(Stated problem) Transcribe all of the material exactly.

(Task material)

————————

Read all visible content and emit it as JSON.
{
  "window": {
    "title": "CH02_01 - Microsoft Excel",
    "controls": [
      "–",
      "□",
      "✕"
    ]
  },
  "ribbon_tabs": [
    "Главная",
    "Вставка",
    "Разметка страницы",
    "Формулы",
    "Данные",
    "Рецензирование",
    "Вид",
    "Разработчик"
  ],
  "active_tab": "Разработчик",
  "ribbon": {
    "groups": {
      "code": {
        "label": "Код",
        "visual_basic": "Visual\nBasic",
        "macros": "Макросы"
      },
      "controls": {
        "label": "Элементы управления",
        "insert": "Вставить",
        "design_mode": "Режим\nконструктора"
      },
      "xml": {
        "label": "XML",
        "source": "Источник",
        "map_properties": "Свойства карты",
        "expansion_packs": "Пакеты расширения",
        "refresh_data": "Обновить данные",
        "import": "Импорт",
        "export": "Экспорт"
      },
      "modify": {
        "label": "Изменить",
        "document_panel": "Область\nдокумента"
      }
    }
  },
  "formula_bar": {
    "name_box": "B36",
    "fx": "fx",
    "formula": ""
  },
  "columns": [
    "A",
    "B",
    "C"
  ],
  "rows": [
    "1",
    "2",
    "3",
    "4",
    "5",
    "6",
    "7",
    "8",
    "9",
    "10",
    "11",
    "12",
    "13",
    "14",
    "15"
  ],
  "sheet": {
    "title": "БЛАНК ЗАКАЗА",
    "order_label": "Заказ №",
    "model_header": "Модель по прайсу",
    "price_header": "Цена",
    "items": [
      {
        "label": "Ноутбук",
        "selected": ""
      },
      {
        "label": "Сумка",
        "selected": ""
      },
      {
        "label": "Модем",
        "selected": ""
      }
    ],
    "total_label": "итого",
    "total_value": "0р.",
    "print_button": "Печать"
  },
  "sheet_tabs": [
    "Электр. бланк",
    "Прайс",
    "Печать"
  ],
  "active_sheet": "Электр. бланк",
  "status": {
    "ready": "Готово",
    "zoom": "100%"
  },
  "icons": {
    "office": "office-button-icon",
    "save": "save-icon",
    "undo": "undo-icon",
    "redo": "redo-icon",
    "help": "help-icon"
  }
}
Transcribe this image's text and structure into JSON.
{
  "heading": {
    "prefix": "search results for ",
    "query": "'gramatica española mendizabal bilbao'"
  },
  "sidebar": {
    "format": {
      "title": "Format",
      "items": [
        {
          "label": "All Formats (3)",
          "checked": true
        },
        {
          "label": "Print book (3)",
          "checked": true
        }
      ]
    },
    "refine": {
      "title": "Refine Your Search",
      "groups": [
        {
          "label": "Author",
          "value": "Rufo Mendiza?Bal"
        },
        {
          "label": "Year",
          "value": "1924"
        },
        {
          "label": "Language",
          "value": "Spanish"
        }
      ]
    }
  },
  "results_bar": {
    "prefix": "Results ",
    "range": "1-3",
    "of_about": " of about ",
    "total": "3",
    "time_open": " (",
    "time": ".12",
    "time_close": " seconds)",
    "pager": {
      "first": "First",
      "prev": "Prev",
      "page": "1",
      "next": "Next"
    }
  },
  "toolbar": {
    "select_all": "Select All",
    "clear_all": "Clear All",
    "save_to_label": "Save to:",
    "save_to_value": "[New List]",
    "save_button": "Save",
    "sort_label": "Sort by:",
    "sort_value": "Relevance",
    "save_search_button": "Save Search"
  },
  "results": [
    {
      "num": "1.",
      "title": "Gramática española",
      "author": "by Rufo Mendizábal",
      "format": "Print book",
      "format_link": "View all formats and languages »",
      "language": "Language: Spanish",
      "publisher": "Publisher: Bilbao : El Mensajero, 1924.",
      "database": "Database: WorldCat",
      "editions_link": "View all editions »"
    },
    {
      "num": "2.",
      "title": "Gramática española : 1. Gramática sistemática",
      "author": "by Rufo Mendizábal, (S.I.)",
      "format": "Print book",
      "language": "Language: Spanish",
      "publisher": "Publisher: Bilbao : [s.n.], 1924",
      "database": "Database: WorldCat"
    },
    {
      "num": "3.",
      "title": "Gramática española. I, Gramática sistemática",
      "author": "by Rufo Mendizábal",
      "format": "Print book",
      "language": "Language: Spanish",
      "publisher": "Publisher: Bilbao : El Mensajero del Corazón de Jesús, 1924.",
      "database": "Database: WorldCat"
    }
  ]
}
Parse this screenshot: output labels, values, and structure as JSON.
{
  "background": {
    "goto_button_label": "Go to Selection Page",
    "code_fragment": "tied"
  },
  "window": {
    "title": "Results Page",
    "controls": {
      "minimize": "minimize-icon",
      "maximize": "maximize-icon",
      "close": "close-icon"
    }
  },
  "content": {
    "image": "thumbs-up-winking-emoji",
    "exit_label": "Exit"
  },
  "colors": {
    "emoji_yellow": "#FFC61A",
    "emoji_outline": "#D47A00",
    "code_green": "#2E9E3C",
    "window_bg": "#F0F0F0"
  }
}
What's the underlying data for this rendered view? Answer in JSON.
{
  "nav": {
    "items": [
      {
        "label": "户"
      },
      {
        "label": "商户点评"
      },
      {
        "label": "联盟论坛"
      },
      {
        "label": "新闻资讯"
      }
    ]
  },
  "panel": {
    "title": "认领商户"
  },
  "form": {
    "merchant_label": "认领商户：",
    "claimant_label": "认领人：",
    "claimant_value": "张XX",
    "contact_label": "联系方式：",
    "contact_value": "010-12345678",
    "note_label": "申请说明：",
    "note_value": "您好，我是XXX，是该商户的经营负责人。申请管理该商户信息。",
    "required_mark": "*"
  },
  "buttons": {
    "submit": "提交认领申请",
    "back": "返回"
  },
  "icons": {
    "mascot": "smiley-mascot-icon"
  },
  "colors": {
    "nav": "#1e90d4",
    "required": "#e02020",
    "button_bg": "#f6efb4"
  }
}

————————

(Written reply)
Read all visible content and emit it as JSON.
{
  "window": {
    "title": "CH02_01 - Microsoft Excel",
    "controls": [
      "–",
      "□",
      "✕"
    ]
  },
  "ribbon_tabs": [
    "Главная",
    "Вставка",
    "Разметка страницы",
    "Формулы",
    "Данные",
    "Рецензирование",
    "Вид",
    "Разработчик"
  ],
  "active_tab": "Разработчик",
  "ribbon": {
    "groups": {
      "code": {
        "label": "Код",
        "visual_basic": "Visual\nBasic",
        "macros": "Макросы"
      },
      "controls": {
        "label": "Элементы управления",
        "insert": "Вставить",
        "design_mode": "Режим\nконструктора"
      },
      "xml": {
        "label": "XML",
        "source": "Источник",
        "map_properties": "Свойства карты",
        "expansion_packs": "Пакеты расширения",
        "refresh_data": "Обновить данные",
        "import": "Импорт",
        "export": "Экспорт"
      },
      "modify": {
        "label": "Изменить",
        "document_panel": "Область\nдокумента"
      }
    }
  },
  "formula_bar": {
    "name_box": "B36",
    "fx": "fx",
    "formula": ""
  },
  "columns": [
    "A",
    "B",
    "C"
  ],
  "rows": [
    "1",
    "2",
    "3",
    "4",
    "5",
    "6",
    "7",
    "8",
    "9",
    "10",
    "11",
    "12",
    "13",
    "14",
    "15"
  ],
  "sheet": {
    "title": "БЛАНК ЗАКАЗА",
    "order_label": "Заказ №",
    "model_header": "Модель по прайсу",
    "price_header": "Цена",
    "items": [
      {
        "label": "Ноутбук",
        "selected": ""
      },
      {
        "label": "Сумка",
        "selected": ""
      },
      {
        "label": "Модем",
        "selected": ""
      }
    ],
    "total_label": "итого",
    "total_value": "0р.",
    "print_button": "Печать"
  },
  "sheet_tabs": [
    "Электр. бланк",
    "Прайс",
    "Печать"
  ],
  "active_sheet": "Электр. бланк",
  "status": {
    "ready": "Готово",
    "zoom": "100%"
  },
  "icons": {
    "office": "office-button-icon",
    "save": "save-icon",
    "undo": "undo-icon",
    "redo": "redo-icon",
    "help": "help-icon"
  }
}
Transcribe this image's text and structure into JSON.
{
  "heading": {
    "prefix": "search results for ",
    "query": "'gramatica española mendizabal bilbao'"
  },
  "sidebar": {
    "format": {
      "title": "Format",
      "items": [
        {
          "label": "All Formats (3)",
          "checked": true
        },
        {
          "label": "Print book (3)",
          "checked": true
        }
      ]
    },
    "refine": {
      "title": "Refine Your Search",
      "groups": [
        {
          "label": "Author",
          "value": "Rufo Mendiza?Bal"
        },
        {
          "label": "Year",
          "value": "1924"
        },
        {
          "label": "Language",
          "value": "Spanish"
        }
      ]
    }
  },
  "results_bar": {
    "prefix": "Results ",
    "range": "1-3",
    "of_about": " of about ",
    "total": "3",
    "time_open": " (",
    "time": ".12",
    "time_close": " seconds)",
    "pager": {
      "first": "First",
      "prev": "Prev",
      "page": "1",
      "next": "Next"
    }
  },
  "toolbar": {
    "select_all": "Select All",
    "clear_all": "Clear All",
    "save_to_label": "Save to:",
    "save_to_value": "[New List]",
    "save_button": "Save",
    "sort_label": "Sort by:",
    "sort_value": "Relevance",
    "save_search_button": "Save Search"
  },
  "results": [
    {
      "num": "1.",
      "title": "Gramática española",
      "author": "by Rufo Mendizábal",
      "format": "Print book",
      "format_link": "View all formats and languages »",
      "language": "Language: Spanish",
      "publisher": "Publisher: Bilbao : El Mensajero, 1924.",
      "database": "Database: WorldCat",
      "editions_link": "View all editions »"
    },
    {
      "num": "2.",
      "title": "Gramática española : 1. Gramática sistemática",
      "author": "by Rufo Mendizábal, (S.I.)",
      "format": "Print book",
      "language": "Language: Spanish",
      "publisher": "Publisher: Bilbao : [s.n.], 1924",
      "database": "Database: WorldCat"
    },
    {
      "num": "3.",
      "title": "Gramática española. I, Gramática sistemática",
      "author": "by Rufo Mendizábal",
      "format": "Print book",
      "language": "Language: Spanish",
      "publisher": "Publisher: Bilbao : El Mensajero del Corazón de Jesús, 1924.",
      "database": "Database: WorldCat"
    }
  ]
}
Parse this screenshot: output labels, values, and structure as JSON.
{
  "background": {
    "goto_button_label": "Go to Selection Page",
    "code_fragment": "tied"
  },
  "window": {
    "title": "Results Page",
    "controls": {
      "minimize": "minimize-icon",
      "maximize": "maximize-icon",
      "close": "close-icon"
    }
  },
  "content": {
    "image": "thumbs-up-winking-emoji",
    "exit_label": "Exit"
  },
  "colors": {
    "emoji_yellow": "#FFC61A",
    "emoji_outline": "#D47A00",
    "code_green": "#2E9E3C",
    "window_bg": "#F0F0F0"
  }
}
What's the underlying data for this rendered view? Answer in JSON.
{
  "nav": {
    "items": [
      {
        "label": "户"
      },
      {
        "label": "商户点评"
      },
      {
        "label": "联盟论坛"
      },
      {
        "label": "新闻资讯"
      }
    ]
  },
  "panel": {
    "title": "认领商户"
  },
  "form": {
    "merchant_label": "认领商户：",
    "claimant_label": "认领人：",
    "claimant_value": "张XX",
    "contact_label": "联系方式：",
    "contact_value": "010-12345678",
    "note_label": "申请说明：",
    "note_value": "您好，我是XXX，是该商户的经营负责人。申请管理该商户信息。",
    "required_mark": "*"
  },
  "buttons": {
    "submit": "提交认领申请",
    "back": "返回"
  },
  "icons": {
    "mascot": "smiley-mascot-icon"
  },
  "colors": {
    "nav": "#1e90d4",
    "required": "#e02020",
    "button_bg": "#f6efb4"
  }
}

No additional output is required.